[start of EXERCISE INPUTS]
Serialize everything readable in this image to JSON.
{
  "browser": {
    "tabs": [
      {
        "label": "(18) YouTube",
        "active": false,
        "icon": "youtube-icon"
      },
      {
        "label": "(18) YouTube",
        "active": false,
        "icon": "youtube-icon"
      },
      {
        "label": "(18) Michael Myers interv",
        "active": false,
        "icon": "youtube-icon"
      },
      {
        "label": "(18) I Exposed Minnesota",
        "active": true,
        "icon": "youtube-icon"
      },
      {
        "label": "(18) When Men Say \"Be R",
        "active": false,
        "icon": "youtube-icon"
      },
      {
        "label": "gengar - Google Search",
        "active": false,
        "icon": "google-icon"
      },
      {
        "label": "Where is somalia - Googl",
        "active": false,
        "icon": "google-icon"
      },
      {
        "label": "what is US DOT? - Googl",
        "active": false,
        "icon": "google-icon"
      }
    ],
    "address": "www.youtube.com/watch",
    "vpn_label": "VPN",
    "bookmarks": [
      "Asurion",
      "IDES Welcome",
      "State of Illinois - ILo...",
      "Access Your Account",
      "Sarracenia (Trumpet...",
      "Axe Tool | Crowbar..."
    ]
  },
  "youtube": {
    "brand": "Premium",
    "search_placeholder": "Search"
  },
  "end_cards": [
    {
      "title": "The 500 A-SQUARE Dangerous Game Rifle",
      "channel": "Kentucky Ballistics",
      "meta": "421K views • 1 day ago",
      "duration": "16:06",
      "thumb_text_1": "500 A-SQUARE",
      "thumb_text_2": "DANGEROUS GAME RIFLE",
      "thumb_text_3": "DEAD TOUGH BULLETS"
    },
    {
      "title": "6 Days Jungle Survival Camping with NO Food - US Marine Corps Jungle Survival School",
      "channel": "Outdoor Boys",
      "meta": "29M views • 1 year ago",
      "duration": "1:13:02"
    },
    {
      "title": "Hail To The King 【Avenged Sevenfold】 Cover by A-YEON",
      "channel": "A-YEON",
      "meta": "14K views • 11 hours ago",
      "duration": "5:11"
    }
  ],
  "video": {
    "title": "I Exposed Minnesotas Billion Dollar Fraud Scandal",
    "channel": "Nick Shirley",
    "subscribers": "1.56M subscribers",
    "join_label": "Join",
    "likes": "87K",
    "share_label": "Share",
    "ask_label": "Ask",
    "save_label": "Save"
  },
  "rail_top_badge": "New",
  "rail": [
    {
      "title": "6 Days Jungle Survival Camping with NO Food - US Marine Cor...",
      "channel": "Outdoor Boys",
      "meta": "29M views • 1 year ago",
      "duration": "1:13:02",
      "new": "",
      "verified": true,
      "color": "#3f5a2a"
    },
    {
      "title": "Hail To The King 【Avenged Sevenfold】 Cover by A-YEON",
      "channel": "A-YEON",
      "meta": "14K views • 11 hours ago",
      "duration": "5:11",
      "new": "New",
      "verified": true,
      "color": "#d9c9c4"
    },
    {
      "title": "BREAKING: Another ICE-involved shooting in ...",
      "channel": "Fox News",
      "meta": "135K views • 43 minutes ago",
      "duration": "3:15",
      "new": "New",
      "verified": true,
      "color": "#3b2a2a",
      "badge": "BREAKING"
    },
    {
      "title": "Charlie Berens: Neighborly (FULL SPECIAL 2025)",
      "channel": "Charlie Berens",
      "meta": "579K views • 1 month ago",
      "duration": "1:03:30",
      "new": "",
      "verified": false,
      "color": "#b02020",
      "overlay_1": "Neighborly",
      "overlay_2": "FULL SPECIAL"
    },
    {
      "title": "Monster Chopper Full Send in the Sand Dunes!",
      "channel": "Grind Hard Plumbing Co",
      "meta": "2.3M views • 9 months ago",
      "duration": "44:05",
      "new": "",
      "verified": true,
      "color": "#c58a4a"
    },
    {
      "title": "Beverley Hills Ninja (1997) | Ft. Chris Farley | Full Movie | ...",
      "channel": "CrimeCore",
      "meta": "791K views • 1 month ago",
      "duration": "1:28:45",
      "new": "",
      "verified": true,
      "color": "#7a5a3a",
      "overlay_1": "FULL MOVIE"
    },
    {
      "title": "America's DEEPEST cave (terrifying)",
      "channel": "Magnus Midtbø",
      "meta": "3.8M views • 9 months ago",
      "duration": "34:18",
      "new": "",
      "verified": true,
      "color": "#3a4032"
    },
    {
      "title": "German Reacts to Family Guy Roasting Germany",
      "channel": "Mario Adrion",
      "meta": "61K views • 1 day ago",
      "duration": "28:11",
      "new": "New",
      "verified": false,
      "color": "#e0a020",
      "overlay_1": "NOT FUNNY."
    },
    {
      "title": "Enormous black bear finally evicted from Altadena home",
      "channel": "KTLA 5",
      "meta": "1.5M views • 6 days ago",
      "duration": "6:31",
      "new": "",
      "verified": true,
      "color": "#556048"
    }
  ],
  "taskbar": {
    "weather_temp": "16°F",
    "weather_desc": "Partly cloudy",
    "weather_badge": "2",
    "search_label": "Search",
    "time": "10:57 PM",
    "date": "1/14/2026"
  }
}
[end of EXERCISE INPUTS]
GIVEN INSTRUCTION → Reproduce the entries above in full, verbatim.

RESULT BELOW →
Serialize everything readable in this image to JSON.
{
  "browser": {
    "tabs": [
      {
        "label": "(18) YouTube",
        "active": false,
        "icon": "youtube-icon"
      },
      {
        "label": "(18) YouTube",
        "active": false,
        "icon": "youtube-icon"
      },
      {
        "label": "(18) Michael Myers interv",
        "active": false,
        "icon": "youtube-icon"
      },
      {
        "label": "(18) I Exposed Minnesota",
        "active": true,
        "icon": "youtube-icon"
      },
      {
        "label": "(18) When Men Say \"Be R",
        "active": false,
        "icon": "youtube-icon"
      },
      {
        "label": "gengar - Google Search",
        "active": false,
        "icon": "google-icon"
      },
      {
        "label": "Where is somalia - Googl",
        "active": false,
        "icon": "google-icon"
      },
      {
        "label": "what is US DOT? - Googl",
        "active": false,
        "icon": "google-icon"
      }
    ],
    "address": "www.youtube.com/watch",
    "vpn_label": "VPN",
    "bookmarks": [
      "Asurion",
      "IDES Welcome",
      "State of Illinois - ILo...",
      "Access Your Account",
      "Sarracenia (Trumpet...",
      "Axe Tool | Crowbar..."
    ]
  },
  "youtube": {
    "brand": "Premium",
    "search_placeholder": "Search"
  },
  "end_cards": [
    {
      "title": "The 500 A-SQUARE Dangerous Game Rifle",
      "channel": "Kentucky Ballistics",
      "meta": "421K views • 1 day ago",
      "duration": "16:06",
      "thumb_text_1": "500 A-SQUARE",
      "thumb_text_2": "DANGEROUS GAME RIFLE",
      "thumb_text_3": "DEAD TOUGH BULLETS"
    },
    {
      "title": "6 Days Jungle Survival Camping with NO Food - US Marine Corps Jungle Survival School",
      "channel": "Outdoor Boys",
      "meta": "29M views • 1 year ago",
      "duration": "1:13:02"
    },
    {
      "title": "Hail To The King 【Avenged Sevenfold】 Cover by A-YEON",
      "channel": "A-YEON",
      "meta": "14K views • 11 hours ago",
      "duration": "5:11"
    }
  ],
  "video": {
    "title": "I Exposed Minnesotas Billion Dollar Fraud Scandal",
    "channel": "Nick Shirley",
    "subscribers": "1.56M subscribers",
    "join_label": "Join",
    "likes": "87K",
    "share_label": "Share",
    "ask_label": "Ask",
    "save_label": "Save"
  },
  "rail_top_badge": "New",
  "rail": [
    {
      "title": "6 Days Jungle Survival Camping with NO Food - US Marine Cor...",
      "channel": "Outdoor Boys",
      "meta": "29M views • 1 year ago",
      "duration": "1:13:02",
      "new": "",
      "verified": true,
      "color": "#3f5a2a"
    },
    {
      "title": "Hail To The King 【Avenged Sevenfold】 Cover by A-YEON",
      "channel": "A-YEON",
      "meta": "14K views • 11 hours ago",
      "duration": "5:11",
      "new": "New",
      "verified": true,
      "color": "#d9c9c4"
    },
    {
      "title": "BREAKING: Another ICE-involved shooting in ...",
      "channel": "Fox News",
      "meta": "135K views • 43 minutes ago",
      "duration": "3:15",
      "new": "New",
      "verified": true,
      "color": "#3b2a2a",
      "badge": "BREAKING"
    },
    {
      "title": "Charlie Berens: Neighborly (FULL SPECIAL 2025)",
      "channel": "Charlie Berens",
      "meta": "579K views • 1 month ago",
      "duration": "1:03:30",
      "new": "",
      "verified": false,
      "color": "#b02020",
      "overlay_1": "Neighborly",
      "overlay_2": "FULL SPECIAL"
    },
    {
      "title": "Monster Chopper Full Send in the Sand Dunes!",
      "channel": "Grind Hard Plumbing Co",
      "meta": "2.3M views • 9 months ago",
      "duration": "44:05",
      "new": "",
      "verified": true,
      "color": "#c58a4a"
    },
    {
      "title": "Beverley Hills Ninja (1997) | Ft. Chris Farley | Full Movie | ...",
      "channel": "CrimeCore",
      "meta": "791K views • 1 month ago",
      "duration": "1:28:45",
      "new": "",
      "verified": true,
      "color": "#7a5a3a",
      "overlay_1": "FULL MOVIE"
    },
    {
      "title": "America's DEEPEST cave (terrifying)",
      "channel": "Magnus Midtbø",
      "meta": "3.8M views • 9 months ago",
      "duration": "34:18",
      "new": "",
      "verified": true,
      "color": "#3a4032"
    },
    {
      "title": "German Reacts to Family Guy Roasting Germany",
      "channel": "Mario Adrion",
      "meta": "61K views • 1 day ago",
      "duration": "28:11",
      "new": "New",
      "verified": false,
      "color": "#e0a020",
      "overlay_1": "NOT FUNNY."
    },
    {
      "title": "Enormous black bear finally evicted from Altadena home",
      "channel": "KTLA 5",
      "meta": "1.5M views • 6 days ago",
      "duration": "6:31",
      "new": "",
      "verified": true,
      "color": "#556048"
    }
  ],
  "taskbar": {
    "weather_temp": "16°F",
    "weather_desc": "Partly cloudy",
    "weather_badge": "2",
    "search_label": "Search",
    "time": "10:57 PM",
    "date": "1/14/2026"
  }
}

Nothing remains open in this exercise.